**REQUIRED TASK:** Images must not appear in your copy; reproduce every other part of the records exactly.

Records from a dataset
=======

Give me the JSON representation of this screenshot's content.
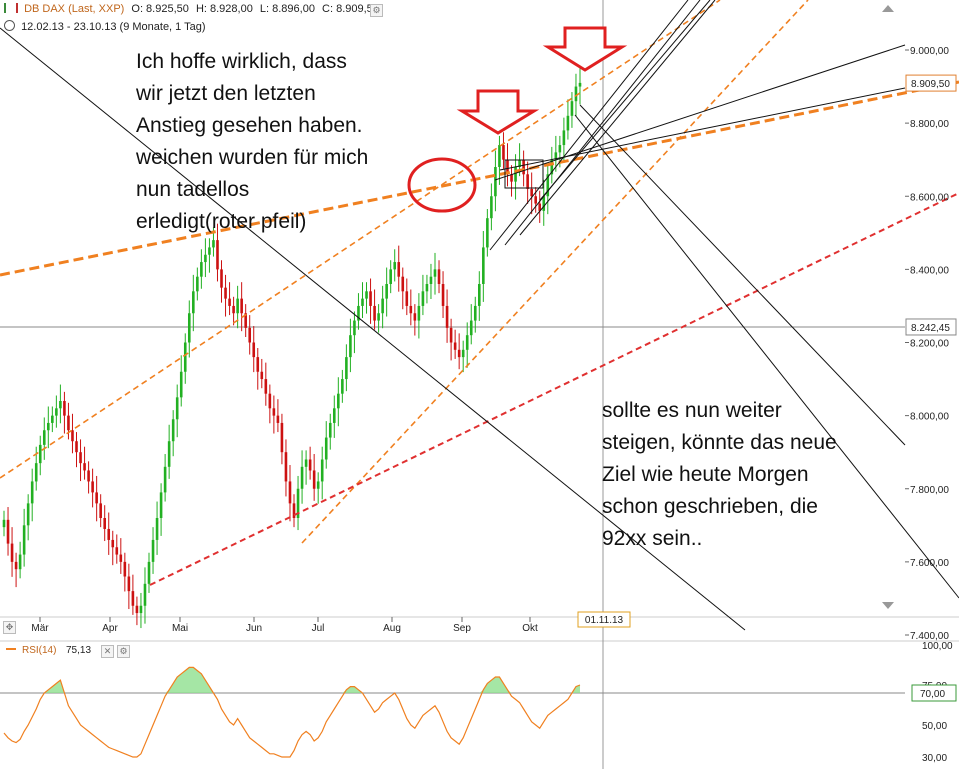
{
  "header": {
    "instrument": "DB DAX (Last, XXP)",
    "open": "O: 8.925,50",
    "high": "H: 8.928,00",
    "low": "L: 8.896,00",
    "close": "C: 8.909,50",
    "range": "12.02.13 - 23.10.13 (9 Monate, 1 Tag)"
  },
  "annotations": {
    "left": "Ich hoffe wirklich, dass\nwir jetzt den letzten\nAnstieg gesehen haben.\nweichen wurden für mich\nnun tadellos\nerledigt(roter pfeil)",
    "right": "sollte es nun weiter\nsteigen, könnte das neue\nZiel wie heute Morgen\nschon geschrieben, die\n92xx sein.."
  },
  "chart_data": [
    {
      "type": "candlestick",
      "yticks": [
        "9.000,00",
        "8.800,00",
        "8.600,00",
        "8.400,00",
        "8.200,00",
        "8.000,00",
        "7.800,00",
        "7.600,00",
        "7.400,00"
      ],
      "ytick_values": [
        9000,
        8800,
        8600,
        8400,
        8200,
        8000,
        7800,
        7600,
        7400
      ],
      "ylim": [
        7400,
        9000
      ],
      "xticks": [
        "Mär",
        "Apr",
        "Mai",
        "Jun",
        "Jul",
        "Aug",
        "Sep",
        "Okt"
      ],
      "cursor_date": "01.11.13",
      "last_price_label": "8.909,50",
      "last_price": 8909.5,
      "hline_label": "8.242,45",
      "hline_value": 8242.45,
      "colors": {
        "up": "#22b022",
        "down": "#cc1111",
        "trend_orange": "#f08020",
        "trend_red": "#e03030",
        "trend_black": "#111111"
      },
      "closes": [
        7715,
        7650,
        7600,
        7580,
        7620,
        7700,
        7760,
        7820,
        7870,
        7920,
        7960,
        7980,
        8000,
        8020,
        8040,
        8000,
        7960,
        7930,
        7900,
        7870,
        7850,
        7820,
        7790,
        7760,
        7720,
        7690,
        7660,
        7640,
        7620,
        7600,
        7560,
        7520,
        7480,
        7460,
        7480,
        7540,
        7600,
        7660,
        7720,
        7790,
        7860,
        7930,
        7990,
        8050,
        8120,
        8200,
        8280,
        8340,
        8380,
        8420,
        8440,
        8460,
        8480,
        8400,
        8350,
        8320,
        8300,
        8280,
        8320,
        8280,
        8240,
        8200,
        8160,
        8120,
        8100,
        8060,
        8020,
        8000,
        7980,
        7900,
        7820,
        7760,
        7720,
        7800,
        7860,
        7880,
        7850,
        7800,
        7820,
        7880,
        7940,
        7980,
        8020,
        8060,
        8100,
        8160,
        8220,
        8260,
        8300,
        8320,
        8340,
        8300,
        8260,
        8280,
        8320,
        8360,
        8400,
        8420,
        8380,
        8340,
        8300,
        8280,
        8260,
        8300,
        8340,
        8360,
        8380,
        8400,
        8360,
        8300,
        8240,
        8200,
        8180,
        8160,
        8180,
        8220,
        8260,
        8300,
        8360,
        8460,
        8540,
        8600,
        8680,
        8740,
        8700,
        8660,
        8640,
        8680,
        8700,
        8660,
        8620,
        8600,
        8580,
        8560,
        8600,
        8660,
        8700,
        8720,
        8740,
        8780,
        8820,
        8860,
        8900,
        8910
      ],
      "rsi": {
        "label": "RSI(14)",
        "value": "75,13",
        "yticks": [
          "100,00",
          "75,00",
          "50,00",
          "30,00"
        ],
        "ytick_values": [
          100,
          75,
          50,
          30
        ],
        "level_label": "70,00",
        "level": 70,
        "ylim": [
          25,
          100
        ],
        "values": [
          45,
          42,
          40,
          39,
          41,
          46,
          50,
          55,
          60,
          66,
          70,
          72,
          74,
          76,
          78,
          70,
          62,
          58,
          54,
          50,
          48,
          46,
          44,
          42,
          40,
          38,
          36,
          35,
          34,
          33,
          32,
          31,
          30,
          30,
          32,
          38,
          44,
          50,
          56,
          62,
          68,
          72,
          76,
          80,
          82,
          84,
          86,
          86,
          84,
          82,
          78,
          74,
          70,
          66,
          60,
          56,
          52,
          50,
          54,
          50,
          46,
          42,
          40,
          38,
          36,
          34,
          32,
          32,
          31,
          30,
          30,
          30,
          34,
          40,
          44,
          46,
          44,
          40,
          42,
          46,
          52,
          56,
          60,
          64,
          68,
          72,
          74,
          74,
          72,
          70,
          66,
          62,
          58,
          60,
          64,
          66,
          68,
          70,
          66,
          60,
          54,
          50,
          48,
          52,
          56,
          58,
          60,
          62,
          58,
          52,
          46,
          42,
          40,
          38,
          42,
          48,
          54,
          60,
          66,
          72,
          76,
          78,
          80,
          80,
          76,
          72,
          68,
          66,
          64,
          60,
          56,
          52,
          50,
          48,
          52,
          56,
          58,
          60,
          62,
          64,
          66,
          70,
          74,
          75
        ]
      }
    }
  ]
}
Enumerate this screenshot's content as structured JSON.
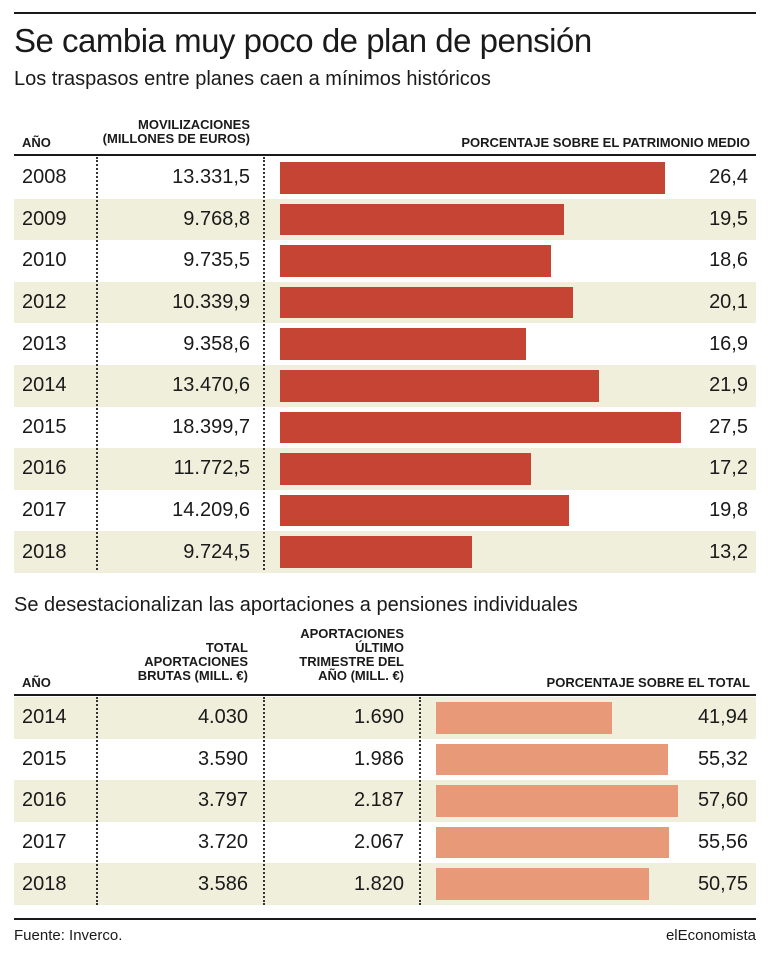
{
  "title": "Se cambia muy poco de plan de pensión",
  "subtitle": "Los traspasos entre planes caen a mínimos históricos",
  "colors": {
    "bar1": "#c64433",
    "bar2": "#e89a78",
    "alt_row": "#efefdc"
  },
  "chart_data": [
    {
      "type": "bar",
      "headers": {
        "year": "AÑO",
        "amount_line1": "MOVILIZACIONES",
        "amount_line2": "(MILLONES DE EUROS)",
        "percent": "PORCENTAJE SOBRE EL PATRIMONIO MEDIO"
      },
      "categories": [
        "2008",
        "2009",
        "2010",
        "2012",
        "2013",
        "2014",
        "2015",
        "2016",
        "2017",
        "2018"
      ],
      "amounts": [
        "13.331,5",
        "9.768,8",
        "9.735,5",
        "10.339,9",
        "9.358,6",
        "13.470,6",
        "18.399,7",
        "11.772,5",
        "14.209,6",
        "9.724,5"
      ],
      "values": [
        26.4,
        19.5,
        18.6,
        20.1,
        16.9,
        21.9,
        27.5,
        17.2,
        19.8,
        13.2
      ],
      "value_labels": [
        "26,4",
        "19,5",
        "18,6",
        "20,1",
        "16,9",
        "21,9",
        "27,5",
        "17,2",
        "19,8",
        "13,2"
      ],
      "xlim": [
        0,
        27.5
      ]
    },
    {
      "type": "bar",
      "title": "Se desestacionalizan las aportaciones a pensiones individuales",
      "headers": {
        "year": "AÑO",
        "total_line1": "TOTAL",
        "total_line2": "APORTACIONES",
        "total_line3": "BRUTAS (MILL. €)",
        "q4_line1": "APORTACIONES",
        "q4_line2": "ÚLTIMO",
        "q4_line3": "TRIMESTRE DEL",
        "q4_line4": "AÑO (MILL. €)",
        "percent": "PORCENTAJE SOBRE EL TOTAL"
      },
      "categories": [
        "2014",
        "2015",
        "2016",
        "2017",
        "2018"
      ],
      "totals": [
        "4.030",
        "3.590",
        "3.797",
        "3.720",
        "3.586"
      ],
      "q4": [
        "1.690",
        "1.986",
        "2.187",
        "2.067",
        "1.820"
      ],
      "values": [
        41.94,
        55.32,
        57.6,
        55.56,
        50.75
      ],
      "value_labels": [
        "41,94",
        "55,32",
        "57,60",
        "55,56",
        "50,75"
      ],
      "xlim": [
        0,
        57.6
      ]
    }
  ],
  "footer": {
    "source": "Fuente: Inverco.",
    "brand": "elEconomista"
  }
}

=======

**EXERCISE RESPONSE:**
Give me the JSON representation of this screenshot's content.
{
  "header": {
    "instrument": "DB DAX (Last, XXP)",
    "open": "O: 8.925,50",
    "high": "H: 8.928,00",
    "low": "L: 8.896,00",
    "close": "C: 8.909,50",
    "range": "12.02.13 - 23.10.13 (9 Monate, 1 Tag)"
  },
  "annotations": {
    "left": "Ich hoffe wirklich, dass\nwir jetzt den letzten\nAnstieg gesehen haben.\nweichen wurden für mich\nnun tadellos\nerledigt(roter pfeil)",
    "right": "sollte es nun weiter\nsteigen, könnte das neue\nZiel wie heute Morgen\nschon geschrieben, die\n92xx sein.."
  },
  "chart_data": [
    {
      "type": "candlestick",
      "yticks": [
        "9.000,00",
        "8.800,00",
        "8.600,00",
        "8.400,00",
        "8.200,00",
        "8.000,00",
        "7.800,00",
        "7.600,00",
        "7.400,00"
      ],
      "ytick_values": [
        9000,
        8800,
        8600,
        8400,
        8200,
        8000,
        7800,
        7600,
        7400
      ],
      "ylim": [
        7400,
        9000
      ],
      "xticks": [
        "Mär",
        "Apr",
        "Mai",
        "Jun",
        "Jul",
        "Aug",
        "Sep",
        "Okt"
      ],
      "cursor_date": "01.11.13",
      "last_price_label": "8.909,50",
      "last_price": 8909.5,
      "hline_label": "8.242,45",
      "hline_value": 8242.45,
      "colors": {
        "up": "#22b022",
        "down": "#cc1111",
        "trend_orange": "#f08020",
        "trend_red": "#e03030",
        "trend_black": "#111111"
      },
      "closes": [
        7715,
        7650,
        7600,
        7580,
        7620,
        7700,
        7760,
        7820,
        7870,
        7920,
        7960,
        7980,
        8000,
        8020,
        8040,
        8000,
        7960,
        7930,
        7900,
        7870,
        7850,
        7820,
        7790,
        7760,
        7720,
        7690,
        7660,
        7640,
        7620,
        7600,
        7560,
        7520,
        7480,
        7460,
        7480,
        7540,
        7600,
        7660,
        7720,
        7790,
        7860,
        7930,
        7990,
        8050,
        8120,
        8200,
        8280,
        8340,
        8380,
        8420,
        8440,
        8460,
        8480,
        8400,
        8350,
        8320,
        8300,
        8280,
        8320,
        8280,
        8240,
        8200,
        8160,
        8120,
        8100,
        8060,
        8020,
        8000,
        7980,
        7900,
        7820,
        7760,
        7720,
        7800,
        7860,
        7880,
        7850,
        7800,
        7820,
        7880,
        7940,
        7980,
        8020,
        8060,
        8100,
        8160,
        8220,
        8260,
        8300,
        8320,
        8340,
        8300,
        8260,
        8280,
        8320,
        8360,
        8400,
        8420,
        8380,
        8340,
        8300,
        8280,
        8260,
        8300,
        8340,
        8360,
        8380,
        8400,
        8360,
        8300,
        8240,
        8200,
        8180,
        8160,
        8180,
        8220,
        8260,
        8300,
        8360,
        8460,
        8540,
        8600,
        8680,
        8740,
        8700,
        8660,
        8640,
        8680,
        8700,
        8660,
        8620,
        8600,
        8580,
        8560,
        8600,
        8660,
        8700,
        8720,
        8740,
        8780,
        8820,
        8860,
        8900,
        8910
      ],
      "rsi": {
        "label": "RSI(14)",
        "value": "75,13",
        "yticks": [
          "100,00",
          "75,00",
          "50,00",
          "30,00"
        ],
        "ytick_values": [
          100,
          75,
          50,
          30
        ],
        "level_label": "70,00",
        "level": 70,
        "ylim": [
          25,
          100
        ],
        "values": [
          45,
          42,
          40,
          39,
          41,
          46,
          50,
          55,
          60,
          66,
          70,
          72,
          74,
          76,
          78,
          70,
          62,
          58,
          54,
          50,
          48,
          46,
          44,
          42,
          40,
          38,
          36,
          35,
          34,
          33,
          32,
          31,
          30,
          30,
          32,
          38,
          44,
          50,
          56,
          62,
          68,
          72,
          76,
          80,
          82,
          84,
          86,
          86,
          84,
          82,
          78,
          74,
          70,
          66,
          60,
          56,
          52,
          50,
          54,
          50,
          46,
          42,
          40,
          38,
          36,
          34,
          32,
          32,
          31,
          30,
          30,
          30,
          34,
          40,
          44,
          46,
          44,
          40,
          42,
          46,
          52,
          56,
          60,
          64,
          68,
          72,
          74,
          74,
          72,
          70,
          66,
          62,
          58,
          60,
          64,
          66,
          68,
          70,
          66,
          60,
          54,
          50,
          48,
          52,
          56,
          58,
          60,
          62,
          58,
          52,
          46,
          42,
          40,
          38,
          42,
          48,
          54,
          60,
          66,
          72,
          76,
          78,
          80,
          80,
          76,
          72,
          68,
          66,
          64,
          60,
          56,
          52,
          50,
          48,
          52,
          56,
          58,
          60,
          62,
          64,
          66,
          70,
          74,
          75
        ]
      }
    }
  ]
}
Enumerate this screenshot's content as structured JSON.
{
  "title": "Se cambia muy poco de plan de pensión",
  "subtitle": "Los traspasos entre planes caen a mínimos históricos",
  "colors": {
    "bar1": "#c64433",
    "bar2": "#e89a78",
    "alt_row": "#efefdc"
  },
  "chart_data": [
    {
      "type": "bar",
      "headers": {
        "year": "AÑO",
        "amount_line1": "MOVILIZACIONES",
        "amount_line2": "(MILLONES DE EUROS)",
        "percent": "PORCENTAJE SOBRE EL PATRIMONIO MEDIO"
      },
      "categories": [
        "2008",
        "2009",
        "2010",
        "2012",
        "2013",
        "2014",
        "2015",
        "2016",
        "2017",
        "2018"
      ],
      "amounts": [
        "13.331,5",
        "9.768,8",
        "9.735,5",
        "10.339,9",
        "9.358,6",
        "13.470,6",
        "18.399,7",
        "11.772,5",
        "14.209,6",
        "9.724,5"
      ],
      "values": [
        26.4,
        19.5,
        18.6,
        20.1,
        16.9,
        21.9,
        27.5,
        17.2,
        19.8,
        13.2
      ],
      "value_labels": [
        "26,4",
        "19,5",
        "18,6",
        "20,1",
        "16,9",
        "21,9",
        "27,5",
        "17,2",
        "19,8",
        "13,2"
      ],
      "xlim": [
        0,
        27.5
      ]
    },
    {
      "type": "bar",
      "title": "Se desestacionalizan las aportaciones a pensiones individuales",
      "headers": {
        "year": "AÑO",
        "total_line1": "TOTAL",
        "total_line2": "APORTACIONES",
        "total_line3": "BRUTAS (MILL. €)",
        "q4_line1": "APORTACIONES",
        "q4_line2": "ÚLTIMO",
        "q4_line3": "TRIMESTRE DEL",
        "q4_line4": "AÑO (MILL. €)",
        "percent": "PORCENTAJE SOBRE EL TOTAL"
      },
      "categories": [
        "2014",
        "2015",
        "2016",
        "2017",
        "2018"
      ],
      "totals": [
        "4.030",
        "3.590",
        "3.797",
        "3.720",
        "3.586"
      ],
      "q4": [
        "1.690",
        "1.986",
        "2.187",
        "2.067",
        "1.820"
      ],
      "values": [
        41.94,
        55.32,
        57.6,
        55.56,
        50.75
      ],
      "value_labels": [
        "41,94",
        "55,32",
        "57,60",
        "55,56",
        "50,75"
      ],
      "xlim": [
        0,
        57.6
      ]
    }
  ],
  "footer": {
    "source": "Fuente: Inverco.",
    "brand": "elEconomista"
  }
}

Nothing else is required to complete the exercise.